### THE TASK
Pick out every line in the data below that holds "location".

### EXERCISE DATA

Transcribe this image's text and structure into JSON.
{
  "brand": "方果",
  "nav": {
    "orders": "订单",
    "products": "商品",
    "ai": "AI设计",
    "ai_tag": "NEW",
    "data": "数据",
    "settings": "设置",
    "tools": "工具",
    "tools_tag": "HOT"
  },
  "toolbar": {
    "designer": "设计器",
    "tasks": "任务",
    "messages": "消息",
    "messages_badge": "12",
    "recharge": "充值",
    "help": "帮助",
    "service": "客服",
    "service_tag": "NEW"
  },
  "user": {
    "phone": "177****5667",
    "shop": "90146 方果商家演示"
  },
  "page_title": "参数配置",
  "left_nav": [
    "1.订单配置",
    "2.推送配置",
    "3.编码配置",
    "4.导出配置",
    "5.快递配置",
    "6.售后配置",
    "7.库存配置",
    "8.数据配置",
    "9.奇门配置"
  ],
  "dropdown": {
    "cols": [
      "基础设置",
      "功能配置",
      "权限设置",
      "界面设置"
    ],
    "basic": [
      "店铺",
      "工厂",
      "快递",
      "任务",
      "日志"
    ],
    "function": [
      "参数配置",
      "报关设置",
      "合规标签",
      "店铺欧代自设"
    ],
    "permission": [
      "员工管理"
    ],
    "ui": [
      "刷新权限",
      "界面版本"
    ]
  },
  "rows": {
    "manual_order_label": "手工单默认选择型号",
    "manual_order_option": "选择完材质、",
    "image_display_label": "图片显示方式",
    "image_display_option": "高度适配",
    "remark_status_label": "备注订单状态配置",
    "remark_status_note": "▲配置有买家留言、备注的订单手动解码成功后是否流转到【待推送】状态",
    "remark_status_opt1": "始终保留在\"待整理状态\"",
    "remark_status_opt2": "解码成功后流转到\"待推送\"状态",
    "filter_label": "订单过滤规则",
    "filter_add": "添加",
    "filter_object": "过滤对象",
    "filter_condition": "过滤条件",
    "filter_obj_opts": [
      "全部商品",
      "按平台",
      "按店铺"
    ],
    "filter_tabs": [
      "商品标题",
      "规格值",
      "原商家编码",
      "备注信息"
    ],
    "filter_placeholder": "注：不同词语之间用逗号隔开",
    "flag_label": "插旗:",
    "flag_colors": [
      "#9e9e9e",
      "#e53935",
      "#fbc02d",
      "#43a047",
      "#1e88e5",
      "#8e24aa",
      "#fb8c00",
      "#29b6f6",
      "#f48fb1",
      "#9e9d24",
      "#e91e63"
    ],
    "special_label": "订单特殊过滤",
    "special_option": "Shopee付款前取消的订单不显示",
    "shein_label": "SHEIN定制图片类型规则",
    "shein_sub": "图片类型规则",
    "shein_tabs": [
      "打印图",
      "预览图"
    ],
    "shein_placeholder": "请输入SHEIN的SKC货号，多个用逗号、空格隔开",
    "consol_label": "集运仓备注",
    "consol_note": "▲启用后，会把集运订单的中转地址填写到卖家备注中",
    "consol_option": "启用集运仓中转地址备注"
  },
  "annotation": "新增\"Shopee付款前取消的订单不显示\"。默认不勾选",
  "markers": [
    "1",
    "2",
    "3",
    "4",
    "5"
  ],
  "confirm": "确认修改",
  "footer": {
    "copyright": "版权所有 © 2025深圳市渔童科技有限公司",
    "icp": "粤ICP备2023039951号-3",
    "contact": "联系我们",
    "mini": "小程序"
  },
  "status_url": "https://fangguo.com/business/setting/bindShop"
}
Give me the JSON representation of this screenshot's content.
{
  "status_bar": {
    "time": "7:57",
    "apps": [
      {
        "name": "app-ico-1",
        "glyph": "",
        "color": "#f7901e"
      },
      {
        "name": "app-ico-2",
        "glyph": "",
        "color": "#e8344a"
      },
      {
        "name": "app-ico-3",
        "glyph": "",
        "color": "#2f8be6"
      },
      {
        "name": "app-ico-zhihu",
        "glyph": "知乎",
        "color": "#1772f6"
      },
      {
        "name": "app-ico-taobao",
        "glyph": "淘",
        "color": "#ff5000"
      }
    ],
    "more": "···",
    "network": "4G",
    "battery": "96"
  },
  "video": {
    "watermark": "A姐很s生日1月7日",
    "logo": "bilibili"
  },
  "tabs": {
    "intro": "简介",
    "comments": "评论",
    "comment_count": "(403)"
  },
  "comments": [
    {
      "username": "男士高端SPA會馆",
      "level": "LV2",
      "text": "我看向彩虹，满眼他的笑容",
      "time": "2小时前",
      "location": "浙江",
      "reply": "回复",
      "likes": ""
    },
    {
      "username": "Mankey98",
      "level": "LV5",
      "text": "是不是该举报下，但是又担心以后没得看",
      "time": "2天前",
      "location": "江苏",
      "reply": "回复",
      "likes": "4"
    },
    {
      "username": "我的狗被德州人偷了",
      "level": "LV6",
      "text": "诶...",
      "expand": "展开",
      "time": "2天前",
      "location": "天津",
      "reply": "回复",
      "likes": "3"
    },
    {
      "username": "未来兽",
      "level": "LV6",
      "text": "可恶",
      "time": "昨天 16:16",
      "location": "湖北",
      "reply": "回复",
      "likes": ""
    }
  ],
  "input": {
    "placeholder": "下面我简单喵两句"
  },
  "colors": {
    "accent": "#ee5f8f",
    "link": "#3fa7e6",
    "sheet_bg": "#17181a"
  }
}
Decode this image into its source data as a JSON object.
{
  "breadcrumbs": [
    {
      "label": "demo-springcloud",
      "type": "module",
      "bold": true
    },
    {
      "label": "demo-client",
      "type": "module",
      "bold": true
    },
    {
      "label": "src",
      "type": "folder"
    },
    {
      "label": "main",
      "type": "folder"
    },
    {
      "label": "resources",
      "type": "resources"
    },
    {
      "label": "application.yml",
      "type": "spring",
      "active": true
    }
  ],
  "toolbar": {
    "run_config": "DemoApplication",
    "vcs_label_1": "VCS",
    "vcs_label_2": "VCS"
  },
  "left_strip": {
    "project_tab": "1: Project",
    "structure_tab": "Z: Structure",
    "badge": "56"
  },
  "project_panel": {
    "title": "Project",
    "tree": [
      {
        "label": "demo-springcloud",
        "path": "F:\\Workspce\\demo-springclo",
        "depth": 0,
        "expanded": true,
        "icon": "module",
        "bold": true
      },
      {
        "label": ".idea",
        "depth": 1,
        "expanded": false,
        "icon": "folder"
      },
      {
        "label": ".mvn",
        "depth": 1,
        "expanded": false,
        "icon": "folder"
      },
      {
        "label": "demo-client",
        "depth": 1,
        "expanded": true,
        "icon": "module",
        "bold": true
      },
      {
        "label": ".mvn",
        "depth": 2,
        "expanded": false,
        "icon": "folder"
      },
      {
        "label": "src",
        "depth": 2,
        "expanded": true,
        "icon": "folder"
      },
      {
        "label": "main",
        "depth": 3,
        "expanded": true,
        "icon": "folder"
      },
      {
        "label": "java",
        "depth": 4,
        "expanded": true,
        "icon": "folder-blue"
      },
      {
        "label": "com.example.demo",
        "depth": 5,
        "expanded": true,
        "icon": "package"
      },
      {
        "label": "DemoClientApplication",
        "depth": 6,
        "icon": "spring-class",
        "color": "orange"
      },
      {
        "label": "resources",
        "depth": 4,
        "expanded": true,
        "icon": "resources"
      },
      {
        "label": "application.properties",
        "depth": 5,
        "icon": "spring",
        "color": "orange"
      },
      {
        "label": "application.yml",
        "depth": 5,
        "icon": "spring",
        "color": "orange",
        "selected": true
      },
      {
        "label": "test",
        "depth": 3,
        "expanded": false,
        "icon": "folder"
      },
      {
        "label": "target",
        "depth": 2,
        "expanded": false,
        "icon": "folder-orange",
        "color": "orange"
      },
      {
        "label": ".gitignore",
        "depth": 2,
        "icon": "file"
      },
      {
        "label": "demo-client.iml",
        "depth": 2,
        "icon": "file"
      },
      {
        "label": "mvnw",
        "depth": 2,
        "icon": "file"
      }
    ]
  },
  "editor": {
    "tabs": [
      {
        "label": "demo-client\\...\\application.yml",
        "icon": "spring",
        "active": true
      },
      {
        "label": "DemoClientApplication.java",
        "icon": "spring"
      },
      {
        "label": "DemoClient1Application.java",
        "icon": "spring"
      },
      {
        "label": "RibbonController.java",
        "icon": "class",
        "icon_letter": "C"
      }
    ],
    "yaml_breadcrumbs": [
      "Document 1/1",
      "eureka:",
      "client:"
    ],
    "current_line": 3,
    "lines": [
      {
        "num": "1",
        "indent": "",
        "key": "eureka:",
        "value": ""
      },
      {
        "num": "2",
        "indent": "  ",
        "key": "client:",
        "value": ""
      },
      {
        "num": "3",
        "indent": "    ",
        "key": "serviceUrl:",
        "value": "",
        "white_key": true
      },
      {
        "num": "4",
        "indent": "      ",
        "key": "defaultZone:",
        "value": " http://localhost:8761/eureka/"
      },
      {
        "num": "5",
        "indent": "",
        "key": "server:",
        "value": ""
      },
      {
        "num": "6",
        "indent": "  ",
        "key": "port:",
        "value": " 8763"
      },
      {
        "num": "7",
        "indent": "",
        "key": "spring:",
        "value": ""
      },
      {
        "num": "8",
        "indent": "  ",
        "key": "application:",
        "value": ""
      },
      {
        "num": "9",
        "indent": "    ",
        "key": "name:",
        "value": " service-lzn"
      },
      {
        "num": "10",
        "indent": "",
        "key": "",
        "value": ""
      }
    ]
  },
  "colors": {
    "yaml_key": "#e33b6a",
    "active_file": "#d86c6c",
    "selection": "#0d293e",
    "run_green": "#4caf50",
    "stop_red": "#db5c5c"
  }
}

### TASK RESULT
      "location": "浙江",
      "location": "江苏",
      "location": "天津",
      "location": "湖北",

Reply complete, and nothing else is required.